[Records about charts and figures]
(begin)

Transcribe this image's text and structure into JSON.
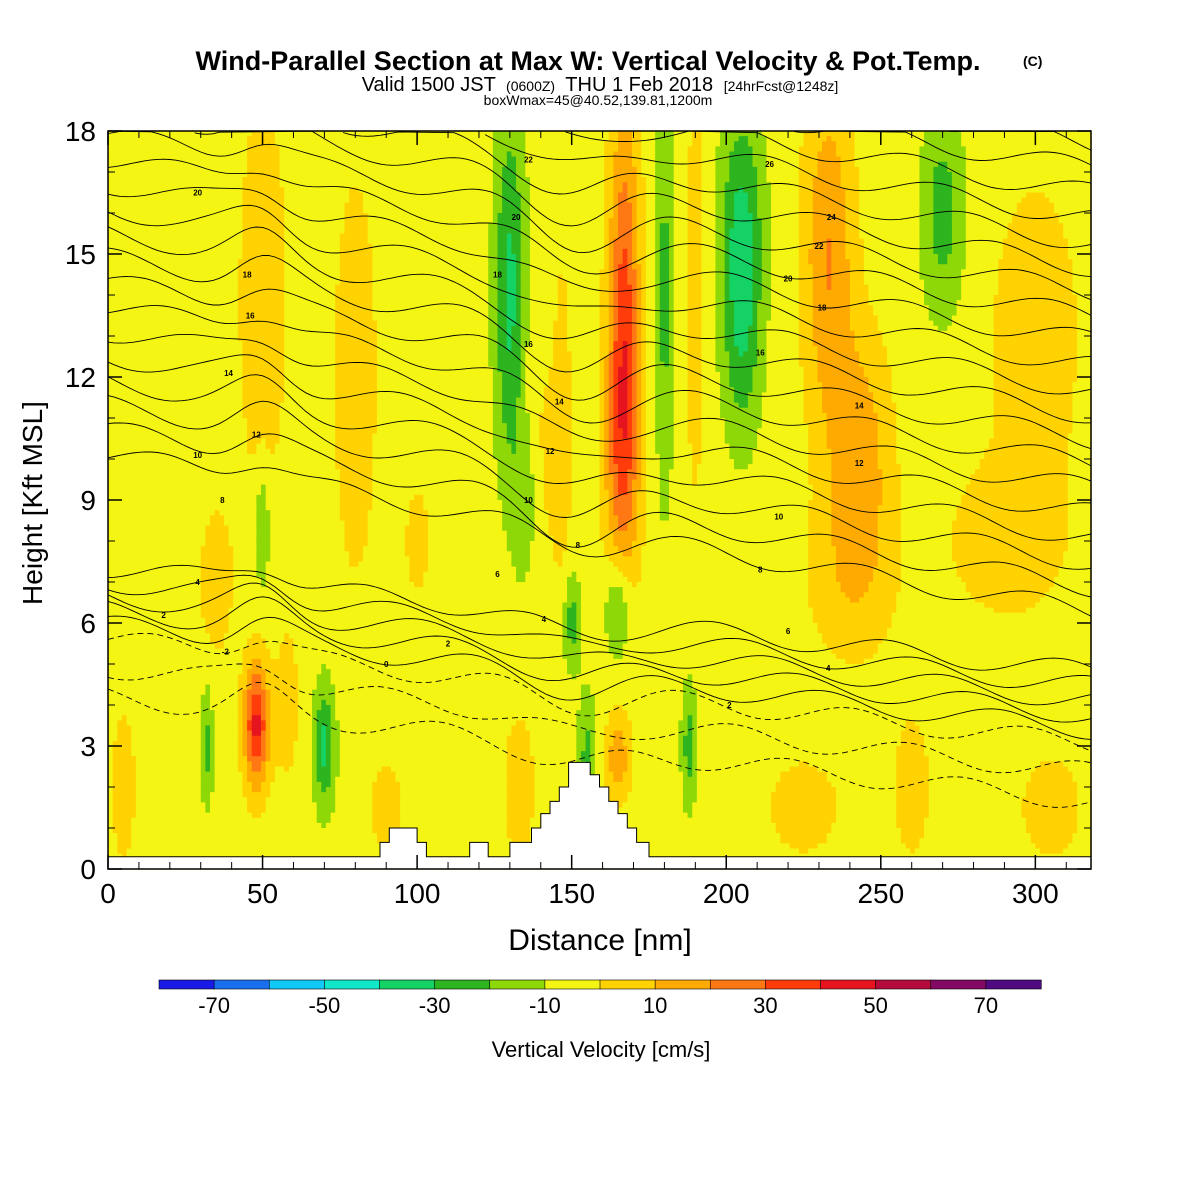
{
  "chart_data": {
    "type": "heatmap",
    "title": "Wind-Parallel Section at Max W: Vertical Velocity & Pot.Temp.",
    "title_mark": "(C)",
    "subtitle": {
      "a": "Valid 1500 JST",
      "b": "(0600Z)",
      "c": "THU 1 Feb 2018",
      "d": "[24hrFcst@1248z]"
    },
    "subtitle2": "boxWmax=45@40.52,139.81,1200m",
    "xlabel": "Distance [nm]",
    "ylabel": "Height [Kft MSL]",
    "xlim": [
      0,
      318
    ],
    "ylim": [
      0,
      18
    ],
    "xticks": [
      "0",
      "50",
      "100",
      "150",
      "200",
      "250",
      "300"
    ],
    "yticks": [
      "0",
      "3",
      "6",
      "9",
      "12",
      "15",
      "18"
    ],
    "colorbar": {
      "label": "Vertical Velocity [cm/s]",
      "tick_labels": [
        "-70",
        "-50",
        "-30",
        "-10",
        "10",
        "30",
        "50",
        "70"
      ],
      "levels": [
        -80,
        -70,
        -60,
        -50,
        -40,
        -30,
        -20,
        -10,
        0,
        10,
        20,
        30,
        40,
        50,
        60,
        70,
        80
      ],
      "colors": [
        "#1a1ae6",
        "#1a6ef0",
        "#12c8f5",
        "#12e6c8",
        "#14d264",
        "#2db41e",
        "#8ed808",
        "#f5f514",
        "#ffd200",
        "#ffaa00",
        "#ff7814",
        "#ff3c0a",
        "#e6141e",
        "#b40a3c",
        "#820a64",
        "#500a82"
      ]
    },
    "w_field": {
      "background": -5,
      "blobs": [
        {
          "x": 5,
          "z": 16,
          "sx": 20,
          "sz": 3,
          "v": -4
        },
        {
          "x": 50,
          "z": 14,
          "sx": 8,
          "sz": 5,
          "v": 12
        },
        {
          "x": 80,
          "z": 12,
          "sx": 7,
          "sz": 5,
          "v": 12
        },
        {
          "x": 35,
          "z": 7,
          "sx": 6,
          "sz": 2,
          "v": 10
        },
        {
          "x": 50,
          "z": 8.3,
          "sx": 2.2,
          "sz": 1.5,
          "v": -18
        },
        {
          "x": 100,
          "z": 8,
          "sx": 6,
          "sz": 2,
          "v": 7
        },
        {
          "x": 140,
          "z": 10,
          "sx": 8,
          "sz": 3,
          "v": 7
        },
        {
          "x": 130,
          "z": 14,
          "sx": 5,
          "sz": 4.5,
          "v": -28
        },
        {
          "x": 135,
          "z": 9,
          "sx": 4,
          "sz": 2,
          "v": -15
        },
        {
          "x": 147,
          "z": 11,
          "sx": 3,
          "sz": 5,
          "v": 8
        },
        {
          "x": 167,
          "z": 13.5,
          "sx": 5,
          "sz": 5,
          "v": 38
        },
        {
          "x": 166,
          "z": 10,
          "sx": 6,
          "sz": 3,
          "v": 20
        },
        {
          "x": 180,
          "z": 14,
          "sx": 3,
          "sz": 5,
          "v": -18
        },
        {
          "x": 190,
          "z": 14,
          "sx": 3,
          "sz": 5,
          "v": 12
        },
        {
          "x": 205,
          "z": 15.5,
          "sx": 7,
          "sz": 3,
          "v": -28
        },
        {
          "x": 205,
          "z": 12.5,
          "sx": 6,
          "sz": 2.5,
          "v": -15
        },
        {
          "x": 233,
          "z": 15,
          "sx": 8,
          "sz": 4,
          "v": 25
        },
        {
          "x": 243,
          "z": 10,
          "sx": 10,
          "sz": 3,
          "v": 22
        },
        {
          "x": 240,
          "z": 7,
          "sx": 15,
          "sz": 2,
          "v": 10
        },
        {
          "x": 270,
          "z": 16,
          "sx": 7,
          "sz": 2.5,
          "v": -20
        },
        {
          "x": 300,
          "z": 13,
          "sx": 15,
          "sz": 4,
          "v": 11
        },
        {
          "x": 290,
          "z": 8,
          "sx": 20,
          "sz": 2,
          "v": 10
        },
        {
          "x": 150,
          "z": 6,
          "sx": 3,
          "sz": 1.2,
          "v": -20
        },
        {
          "x": 165,
          "z": 6.3,
          "sx": 4,
          "sz": 1.2,
          "v": -22
        },
        {
          "x": 48,
          "z": 3.5,
          "sx": 4,
          "sz": 1.5,
          "v": 48
        },
        {
          "x": 58,
          "z": 4,
          "sx": 4,
          "sz": 2,
          "v": 10
        },
        {
          "x": 70,
          "z": 3,
          "sx": 3.5,
          "sz": 1.5,
          "v": -28
        },
        {
          "x": 32,
          "z": 3,
          "sx": 2,
          "sz": 1.5,
          "v": -18
        },
        {
          "x": 5,
          "z": 2,
          "sx": 4,
          "sz": 2,
          "v": 11
        },
        {
          "x": 90,
          "z": 1.5,
          "sx": 7,
          "sz": 1.5,
          "v": 8
        },
        {
          "x": 133,
          "z": 2,
          "sx": 5,
          "sz": 1.8,
          "v": 12
        },
        {
          "x": 165,
          "z": 2.7,
          "sx": 4,
          "sz": 1,
          "v": 22
        },
        {
          "x": 155,
          "z": 2.8,
          "sx": 3,
          "sz": 1.5,
          "v": -18
        },
        {
          "x": 188,
          "z": 3,
          "sx": 2.5,
          "sz": 1.5,
          "v": -20
        },
        {
          "x": 225,
          "z": 1.5,
          "sx": 12,
          "sz": 1.2,
          "v": 11
        },
        {
          "x": 260,
          "z": 2,
          "sx": 6,
          "sz": 1.8,
          "v": 11
        },
        {
          "x": 305,
          "z": 1.5,
          "sx": 10,
          "sz": 1.3,
          "v": 11
        }
      ]
    },
    "theta_contours": {
      "levels": [
        -4,
        -2,
        0,
        1,
        2,
        3,
        4,
        5,
        6,
        7,
        8,
        9,
        10,
        11,
        12,
        13,
        14,
        15,
        16,
        17,
        18,
        19,
        20,
        21,
        22,
        23,
        24,
        25,
        26,
        27,
        28,
        29,
        30
      ],
      "labels": [
        {
          "x": 18,
          "z": 6.2,
          "t": "2"
        },
        {
          "x": 29,
          "z": 7.0,
          "t": "4"
        },
        {
          "x": 37,
          "z": 9.0,
          "t": "8"
        },
        {
          "x": 29,
          "z": 10.1,
          "t": "10"
        },
        {
          "x": 48,
          "z": 10.6,
          "t": "12"
        },
        {
          "x": 39,
          "z": 12.1,
          "t": "14"
        },
        {
          "x": 46,
          "z": 13.5,
          "t": "16"
        },
        {
          "x": 45,
          "z": 14.5,
          "t": "18"
        },
        {
          "x": 29,
          "z": 16.5,
          "t": "20"
        },
        {
          "x": 38,
          "z": 5.3,
          "t": "-2"
        },
        {
          "x": 90,
          "z": 5.0,
          "t": "0"
        },
        {
          "x": 110,
          "z": 5.5,
          "t": "2"
        },
        {
          "x": 141,
          "z": 6.1,
          "t": "4"
        },
        {
          "x": 126,
          "z": 7.2,
          "t": "6"
        },
        {
          "x": 152,
          "z": 7.9,
          "t": "8"
        },
        {
          "x": 136,
          "z": 9.0,
          "t": "10"
        },
        {
          "x": 143,
          "z": 10.2,
          "t": "12"
        },
        {
          "x": 146,
          "z": 11.4,
          "t": "14"
        },
        {
          "x": 136,
          "z": 12.8,
          "t": "16"
        },
        {
          "x": 126,
          "z": 14.5,
          "t": "18"
        },
        {
          "x": 132,
          "z": 15.9,
          "t": "20"
        },
        {
          "x": 136,
          "z": 17.3,
          "t": "22"
        },
        {
          "x": 201,
          "z": 4.0,
          "t": "2"
        },
        {
          "x": 233,
          "z": 4.9,
          "t": "4"
        },
        {
          "x": 220,
          "z": 5.8,
          "t": "6"
        },
        {
          "x": 211,
          "z": 7.3,
          "t": "8"
        },
        {
          "x": 217,
          "z": 8.6,
          "t": "10"
        },
        {
          "x": 243,
          "z": 9.9,
          "t": "12"
        },
        {
          "x": 243,
          "z": 11.3,
          "t": "14"
        },
        {
          "x": 211,
          "z": 12.6,
          "t": "16"
        },
        {
          "x": 231,
          "z": 13.7,
          "t": "18"
        },
        {
          "x": 220,
          "z": 14.4,
          "t": "20"
        },
        {
          "x": 230,
          "z": 15.2,
          "t": "22"
        },
        {
          "x": 234,
          "z": 15.9,
          "t": "24"
        },
        {
          "x": 214,
          "z": 17.2,
          "t": "26"
        }
      ]
    },
    "terrain_kft": [
      [
        0,
        0.3
      ],
      [
        88,
        0.3
      ],
      [
        88,
        0.65
      ],
      [
        91,
        0.65
      ],
      [
        91,
        1.0
      ],
      [
        100,
        1.0
      ],
      [
        100,
        0.65
      ],
      [
        103,
        0.65
      ],
      [
        103,
        0.3
      ],
      [
        117,
        0.3
      ],
      [
        117,
        0.65
      ],
      [
        123,
        0.65
      ],
      [
        123,
        0.3
      ],
      [
        130,
        0.3
      ],
      [
        130,
        0.65
      ],
      [
        137,
        0.65
      ],
      [
        137,
        1.0
      ],
      [
        140,
        1.0
      ],
      [
        140,
        1.35
      ],
      [
        143,
        1.35
      ],
      [
        143,
        1.65
      ],
      [
        146,
        1.65
      ],
      [
        146,
        2.0
      ],
      [
        149,
        2.0
      ],
      [
        149,
        2.6
      ],
      [
        156,
        2.6
      ],
      [
        156,
        2.3
      ],
      [
        159,
        2.3
      ],
      [
        159,
        2.0
      ],
      [
        162,
        2.0
      ],
      [
        162,
        1.65
      ],
      [
        165,
        1.65
      ],
      [
        165,
        1.35
      ],
      [
        168,
        1.35
      ],
      [
        168,
        1.0
      ],
      [
        171,
        1.0
      ],
      [
        171,
        0.65
      ],
      [
        175,
        0.65
      ],
      [
        175,
        0.3
      ],
      [
        318,
        0.3
      ]
    ]
  }
}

(end)

Gather from the entries above all lines that include the string "Vertical".

    "title": "Wind-Parallel Section at Max W: Vertical Velocity & Pot.Temp.",
      "label": "Vertical Velocity [cm/s]",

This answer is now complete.